• **TESTO DA LEGGERE**

┄┄┄┄┄┄

Beppe Sebaste: Come si racconta una vita flessibile?

10 Aprile 2006
‟Mi sono perso nel supermercato / Non riesco a far la spesa felicemente / Sono entrato per quell’offerta speciale / Personalità garantita”… Così cantavano i Clash oltre trent’anni fa in Lost in the supermarket. Il supermercato è oggi il mondo, certo, ma è anche uno dei luoghi di lavoro più alienanti che i lavoratori precari possano sperimentare (si interroghi una cassiera e si verrà a sapere che le regole d’ingaggio e il sistema punitivo delle pause sembra ispirato all’universo concentrazionario). Ma oggi siamo tutti persi in un supermercato (globalizzazione, trionfo dell’ovunque sul luogo), senza tempo e alla deriva: questo è il senso della ‟flessibilità”, parola soft per dire la precarietà, non solo del lavoro ma dell’intera esistenza. Precarietà vuol dire, come affermavano i punk, no future. Il capitalismo, oggi, è la realizzazione di questa utopia rovesciata. Nella dimensione temporale del mondo-supermercato, ha scritto un filosofo, Fabio Merlini, ‟se ci sarà futuro, sarà ancora solo come futuro del presente, vale a dire di questo presente: ripetizione della sua eternità, intensificazione delle sue logiche, assolutizzazione dei suoi principi”.

┄┄┄┄┄┄

• **DATI ESTRATTI**
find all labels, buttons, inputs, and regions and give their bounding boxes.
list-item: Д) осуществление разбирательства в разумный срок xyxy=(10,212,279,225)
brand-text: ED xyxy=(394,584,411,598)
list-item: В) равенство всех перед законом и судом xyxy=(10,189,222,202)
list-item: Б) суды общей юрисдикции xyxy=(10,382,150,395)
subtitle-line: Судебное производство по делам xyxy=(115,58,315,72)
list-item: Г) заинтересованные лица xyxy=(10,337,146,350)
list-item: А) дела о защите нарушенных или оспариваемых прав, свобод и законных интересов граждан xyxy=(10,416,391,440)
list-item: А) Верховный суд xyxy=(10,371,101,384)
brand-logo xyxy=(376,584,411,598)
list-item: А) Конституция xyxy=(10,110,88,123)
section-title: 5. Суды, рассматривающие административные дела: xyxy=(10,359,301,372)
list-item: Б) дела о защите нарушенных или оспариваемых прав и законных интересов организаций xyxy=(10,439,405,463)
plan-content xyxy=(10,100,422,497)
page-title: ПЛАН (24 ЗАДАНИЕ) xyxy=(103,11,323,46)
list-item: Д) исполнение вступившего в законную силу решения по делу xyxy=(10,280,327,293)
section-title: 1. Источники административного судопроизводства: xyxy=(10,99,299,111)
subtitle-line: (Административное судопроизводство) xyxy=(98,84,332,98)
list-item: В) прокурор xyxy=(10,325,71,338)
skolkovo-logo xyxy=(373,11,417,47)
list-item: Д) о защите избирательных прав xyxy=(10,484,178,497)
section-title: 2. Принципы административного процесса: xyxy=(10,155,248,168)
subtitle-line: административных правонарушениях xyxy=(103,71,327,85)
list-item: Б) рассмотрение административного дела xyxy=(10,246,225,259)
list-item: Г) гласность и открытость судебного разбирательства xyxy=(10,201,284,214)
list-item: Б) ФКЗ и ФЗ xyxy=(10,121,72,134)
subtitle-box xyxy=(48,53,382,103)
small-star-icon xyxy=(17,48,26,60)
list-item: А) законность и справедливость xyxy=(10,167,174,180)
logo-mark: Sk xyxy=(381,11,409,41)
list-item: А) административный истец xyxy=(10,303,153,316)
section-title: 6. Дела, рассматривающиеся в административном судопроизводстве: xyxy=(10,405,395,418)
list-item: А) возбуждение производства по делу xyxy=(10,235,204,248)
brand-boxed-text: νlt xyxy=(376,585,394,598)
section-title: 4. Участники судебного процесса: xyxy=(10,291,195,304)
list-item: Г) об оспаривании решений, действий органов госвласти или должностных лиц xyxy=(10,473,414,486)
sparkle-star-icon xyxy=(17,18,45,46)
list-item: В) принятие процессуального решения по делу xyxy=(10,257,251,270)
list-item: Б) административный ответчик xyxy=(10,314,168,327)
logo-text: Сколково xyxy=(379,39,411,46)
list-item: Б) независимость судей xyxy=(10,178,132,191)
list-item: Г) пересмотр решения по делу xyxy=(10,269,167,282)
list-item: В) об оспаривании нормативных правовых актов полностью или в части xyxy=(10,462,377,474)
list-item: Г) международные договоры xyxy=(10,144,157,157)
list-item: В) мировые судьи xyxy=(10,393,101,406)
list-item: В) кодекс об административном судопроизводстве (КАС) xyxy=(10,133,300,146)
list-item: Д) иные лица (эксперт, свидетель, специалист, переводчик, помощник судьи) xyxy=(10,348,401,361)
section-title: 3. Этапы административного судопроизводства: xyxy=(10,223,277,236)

┄┄┄┄┄┄

• **PROBLEMI E COMPITI**
(1) Secondo il testo sulla vita flessibile, perché oggi siamo tutti persi in un supermercato? Rispondi in una o due frasi.
(2) Nell'elenco, dalla prima riga fino alla riga che contiene "subtitle-line: Судебное производство" compresa, sostituisci "list-item" con "list-entry" e riporta soltanto quelle righe, senza cambiare nient'altro.
Il testo e l'elenco non hanno alcun legame tra loro.

• **RISPOSTE FORNITE**
(1) Perché con la globalizzazione l'ovunque trionfa sul luogo. Viviamo quindi senza tempo e alla deriva, ed è questo il senso della "flessibilità".

(2)
find all labels, buttons, inputs, and regions and give their bounding boxes.
list-entry: Д) осуществление разбирательства в разумный срок xyxy=(10,212,279,225)
brand-text: ED xyxy=(394,584,411,598)
list-entry: В) равенство всех перед законом и судом xyxy=(10,189,222,202)
list-entry: Б) суды общей юрисдикции xyxy=(10,382,150,395)
subtitle-line: Судебное производство по делам xyxy=(115,58,315,72)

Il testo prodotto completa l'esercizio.